* **WHAT YOU SHOULD DO**: Reproduce exactly the lines from the one containing "Serialize everything readable" through the last line of the records below, both included, and nothing else.

--- start of TASK MATERIAL ---

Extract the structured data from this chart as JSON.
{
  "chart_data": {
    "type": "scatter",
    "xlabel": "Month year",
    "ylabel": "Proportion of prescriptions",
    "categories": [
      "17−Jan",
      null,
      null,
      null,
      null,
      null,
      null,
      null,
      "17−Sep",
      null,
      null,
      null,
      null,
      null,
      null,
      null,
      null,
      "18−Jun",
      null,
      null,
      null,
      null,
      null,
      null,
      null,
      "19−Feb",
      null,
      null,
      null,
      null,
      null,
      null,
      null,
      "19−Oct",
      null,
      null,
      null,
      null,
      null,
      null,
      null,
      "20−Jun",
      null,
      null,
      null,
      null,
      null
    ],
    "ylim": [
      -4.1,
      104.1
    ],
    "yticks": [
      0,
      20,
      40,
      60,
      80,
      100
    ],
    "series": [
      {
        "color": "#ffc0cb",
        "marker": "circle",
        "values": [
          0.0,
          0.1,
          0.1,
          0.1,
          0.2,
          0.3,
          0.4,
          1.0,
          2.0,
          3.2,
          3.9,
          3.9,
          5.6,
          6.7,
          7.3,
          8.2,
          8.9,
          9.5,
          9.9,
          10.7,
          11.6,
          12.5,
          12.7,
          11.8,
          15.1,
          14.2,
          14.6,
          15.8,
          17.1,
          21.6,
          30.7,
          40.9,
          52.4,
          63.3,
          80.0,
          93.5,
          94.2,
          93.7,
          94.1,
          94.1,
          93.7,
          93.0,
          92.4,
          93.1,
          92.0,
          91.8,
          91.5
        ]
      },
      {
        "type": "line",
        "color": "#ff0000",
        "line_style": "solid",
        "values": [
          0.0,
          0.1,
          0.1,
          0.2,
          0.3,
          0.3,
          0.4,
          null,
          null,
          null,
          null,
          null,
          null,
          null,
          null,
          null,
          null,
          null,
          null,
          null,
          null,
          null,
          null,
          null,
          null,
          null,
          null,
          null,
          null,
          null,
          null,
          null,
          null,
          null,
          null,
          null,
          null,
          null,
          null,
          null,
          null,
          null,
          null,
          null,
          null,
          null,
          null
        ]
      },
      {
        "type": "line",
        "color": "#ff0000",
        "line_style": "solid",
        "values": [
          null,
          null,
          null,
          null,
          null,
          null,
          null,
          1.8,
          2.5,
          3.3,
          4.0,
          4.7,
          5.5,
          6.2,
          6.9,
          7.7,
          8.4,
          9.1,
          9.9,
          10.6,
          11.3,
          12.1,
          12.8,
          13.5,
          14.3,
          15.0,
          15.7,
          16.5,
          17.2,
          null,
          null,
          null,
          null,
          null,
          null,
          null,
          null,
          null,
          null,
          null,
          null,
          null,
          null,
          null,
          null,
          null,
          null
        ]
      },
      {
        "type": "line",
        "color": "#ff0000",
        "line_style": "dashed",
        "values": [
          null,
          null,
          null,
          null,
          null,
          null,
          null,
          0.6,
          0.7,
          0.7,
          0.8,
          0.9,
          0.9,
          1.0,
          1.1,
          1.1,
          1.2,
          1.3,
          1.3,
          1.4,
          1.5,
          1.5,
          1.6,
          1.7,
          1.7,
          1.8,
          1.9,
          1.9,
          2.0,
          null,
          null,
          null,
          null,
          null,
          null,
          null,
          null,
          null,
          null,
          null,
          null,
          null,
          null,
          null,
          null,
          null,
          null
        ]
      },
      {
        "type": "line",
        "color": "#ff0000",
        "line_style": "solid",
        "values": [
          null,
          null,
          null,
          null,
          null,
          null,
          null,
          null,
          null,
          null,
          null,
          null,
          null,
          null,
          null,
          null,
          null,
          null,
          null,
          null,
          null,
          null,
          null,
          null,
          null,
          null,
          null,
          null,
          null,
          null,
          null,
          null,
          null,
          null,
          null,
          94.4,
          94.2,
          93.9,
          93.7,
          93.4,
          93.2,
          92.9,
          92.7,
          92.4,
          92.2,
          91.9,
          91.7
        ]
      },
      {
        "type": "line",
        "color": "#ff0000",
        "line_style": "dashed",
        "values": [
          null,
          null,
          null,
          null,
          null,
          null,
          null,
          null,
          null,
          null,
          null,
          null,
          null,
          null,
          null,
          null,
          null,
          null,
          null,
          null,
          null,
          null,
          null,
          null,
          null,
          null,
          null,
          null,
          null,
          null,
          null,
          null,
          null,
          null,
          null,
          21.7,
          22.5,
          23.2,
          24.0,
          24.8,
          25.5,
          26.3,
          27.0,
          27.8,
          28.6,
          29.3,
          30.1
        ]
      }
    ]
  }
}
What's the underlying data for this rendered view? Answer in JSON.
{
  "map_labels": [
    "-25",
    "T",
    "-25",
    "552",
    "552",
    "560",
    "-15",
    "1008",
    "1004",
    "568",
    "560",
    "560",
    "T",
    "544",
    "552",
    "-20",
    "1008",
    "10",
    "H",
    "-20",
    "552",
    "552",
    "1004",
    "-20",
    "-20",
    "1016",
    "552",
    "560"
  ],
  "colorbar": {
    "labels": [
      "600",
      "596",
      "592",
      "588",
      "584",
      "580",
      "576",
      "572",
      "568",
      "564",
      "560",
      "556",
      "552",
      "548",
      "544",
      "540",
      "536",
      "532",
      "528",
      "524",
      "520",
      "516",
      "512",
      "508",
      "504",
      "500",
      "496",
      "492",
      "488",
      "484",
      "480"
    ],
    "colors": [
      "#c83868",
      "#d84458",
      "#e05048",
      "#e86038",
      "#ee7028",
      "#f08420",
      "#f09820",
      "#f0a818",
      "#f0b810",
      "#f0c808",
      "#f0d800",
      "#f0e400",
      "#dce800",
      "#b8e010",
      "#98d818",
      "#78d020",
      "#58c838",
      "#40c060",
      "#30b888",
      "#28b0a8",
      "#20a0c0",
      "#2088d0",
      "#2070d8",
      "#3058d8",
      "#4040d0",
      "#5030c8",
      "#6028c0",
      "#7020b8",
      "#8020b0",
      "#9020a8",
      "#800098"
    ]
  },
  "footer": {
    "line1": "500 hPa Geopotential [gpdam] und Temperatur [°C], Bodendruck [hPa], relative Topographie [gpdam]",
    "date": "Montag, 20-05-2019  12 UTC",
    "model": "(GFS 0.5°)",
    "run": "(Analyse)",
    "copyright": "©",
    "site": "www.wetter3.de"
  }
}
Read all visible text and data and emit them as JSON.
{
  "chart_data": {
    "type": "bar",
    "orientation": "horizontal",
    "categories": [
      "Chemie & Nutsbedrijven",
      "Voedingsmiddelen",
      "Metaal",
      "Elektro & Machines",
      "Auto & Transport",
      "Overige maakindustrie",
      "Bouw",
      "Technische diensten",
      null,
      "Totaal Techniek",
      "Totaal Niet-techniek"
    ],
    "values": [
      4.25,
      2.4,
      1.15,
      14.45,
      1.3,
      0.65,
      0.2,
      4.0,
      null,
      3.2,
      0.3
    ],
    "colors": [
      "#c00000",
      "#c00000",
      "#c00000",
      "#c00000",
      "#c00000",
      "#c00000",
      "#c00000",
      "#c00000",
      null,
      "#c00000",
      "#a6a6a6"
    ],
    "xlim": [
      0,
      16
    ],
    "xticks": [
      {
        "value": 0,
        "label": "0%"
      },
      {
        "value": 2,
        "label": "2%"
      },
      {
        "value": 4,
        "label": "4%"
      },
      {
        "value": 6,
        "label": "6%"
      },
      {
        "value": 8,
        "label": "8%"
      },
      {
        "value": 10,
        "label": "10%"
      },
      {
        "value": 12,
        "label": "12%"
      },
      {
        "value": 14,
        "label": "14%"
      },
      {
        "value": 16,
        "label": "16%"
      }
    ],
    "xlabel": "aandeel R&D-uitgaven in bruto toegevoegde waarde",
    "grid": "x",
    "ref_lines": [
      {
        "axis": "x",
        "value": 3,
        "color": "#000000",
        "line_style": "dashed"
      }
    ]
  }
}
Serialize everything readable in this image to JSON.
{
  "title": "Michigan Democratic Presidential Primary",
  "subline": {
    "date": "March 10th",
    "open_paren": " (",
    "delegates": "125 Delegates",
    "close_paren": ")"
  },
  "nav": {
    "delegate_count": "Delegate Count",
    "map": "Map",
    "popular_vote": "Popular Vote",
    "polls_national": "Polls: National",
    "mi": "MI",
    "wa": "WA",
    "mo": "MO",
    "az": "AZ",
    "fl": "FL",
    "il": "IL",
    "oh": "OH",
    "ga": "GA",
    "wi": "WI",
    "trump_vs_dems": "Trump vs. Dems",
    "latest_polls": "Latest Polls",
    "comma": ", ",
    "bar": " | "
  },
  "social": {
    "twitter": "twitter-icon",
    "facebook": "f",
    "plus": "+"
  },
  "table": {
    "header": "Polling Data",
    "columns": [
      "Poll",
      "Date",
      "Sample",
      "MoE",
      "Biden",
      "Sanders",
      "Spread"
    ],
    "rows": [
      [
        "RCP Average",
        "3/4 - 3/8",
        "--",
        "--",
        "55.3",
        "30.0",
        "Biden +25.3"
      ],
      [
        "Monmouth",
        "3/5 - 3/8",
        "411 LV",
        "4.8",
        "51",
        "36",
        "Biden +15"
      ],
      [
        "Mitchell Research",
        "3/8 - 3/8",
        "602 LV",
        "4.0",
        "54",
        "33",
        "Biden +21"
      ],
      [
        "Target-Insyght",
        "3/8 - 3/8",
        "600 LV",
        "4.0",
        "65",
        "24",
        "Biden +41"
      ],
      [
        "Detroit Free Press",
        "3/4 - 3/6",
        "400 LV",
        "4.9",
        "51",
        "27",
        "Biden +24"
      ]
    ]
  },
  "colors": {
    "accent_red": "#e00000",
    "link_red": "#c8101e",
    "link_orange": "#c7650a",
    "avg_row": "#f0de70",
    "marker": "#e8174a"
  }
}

--- end of TASK MATERIAL ---

* **EXPECTED OUTPUT**:
Serialize everything readable in this image to JSON.
{
  "title": "Michigan Democratic Presidential Primary",
  "subline": {
    "date": "March 10th",
    "open_paren": " (",
    "delegates": "125 Delegates",
    "close_paren": ")"
  },
  "nav": {
    "delegate_count": "Delegate Count",
    "map": "Map",
    "popular_vote": "Popular Vote",
    "polls_national": "Polls: National",
    "mi": "MI",
    "wa": "WA",
    "mo": "MO",
    "az": "AZ",
    "fl": "FL",
    "il": "IL",
    "oh": "OH",
    "ga": "GA",
    "wi": "WI",
    "trump_vs_dems": "Trump vs. Dems",
    "latest_polls": "Latest Polls",
    "comma": ", ",
    "bar": " | "
  },
  "social": {
    "twitter": "twitter-icon",
    "facebook": "f",
    "plus": "+"
  },
  "table": {
    "header": "Polling Data",
    "columns": [
      "Poll",
      "Date",
      "Sample",
      "MoE",
      "Biden",
      "Sanders",
      "Spread"
    ],
    "rows": [
      [
        "RCP Average",
        "3/4 - 3/8",
        "--",
        "--",
        "55.3",
        "30.0",
        "Biden +25.3"
      ],
      [
        "Monmouth",
        "3/5 - 3/8",
        "411 LV",
        "4.8",
        "51",
        "36",
        "Biden +15"
      ],
      [
        "Mitchell Research",
        "3/8 - 3/8",
        "602 LV",
        "4.0",
        "54",
        "33",
        "Biden +21"
      ],
      [
        "Target-Insyght",
        "3/8 - 3/8",
        "600 LV",
        "4.0",
        "65",
        "24",
        "Biden +41"
      ],
      [
        "Detroit Free Press",
        "3/4 - 3/6",
        "400 LV",
        "4.9",
        "51",
        "27",
        "Biden +24"
      ]
    ]
  },
  "colors": {
    "accent_red": "#e00000",
    "link_red": "#c8101e",
    "link_orange": "#c7650a",
    "avg_row": "#f0de70",
    "marker": "#e8174a"
  }
}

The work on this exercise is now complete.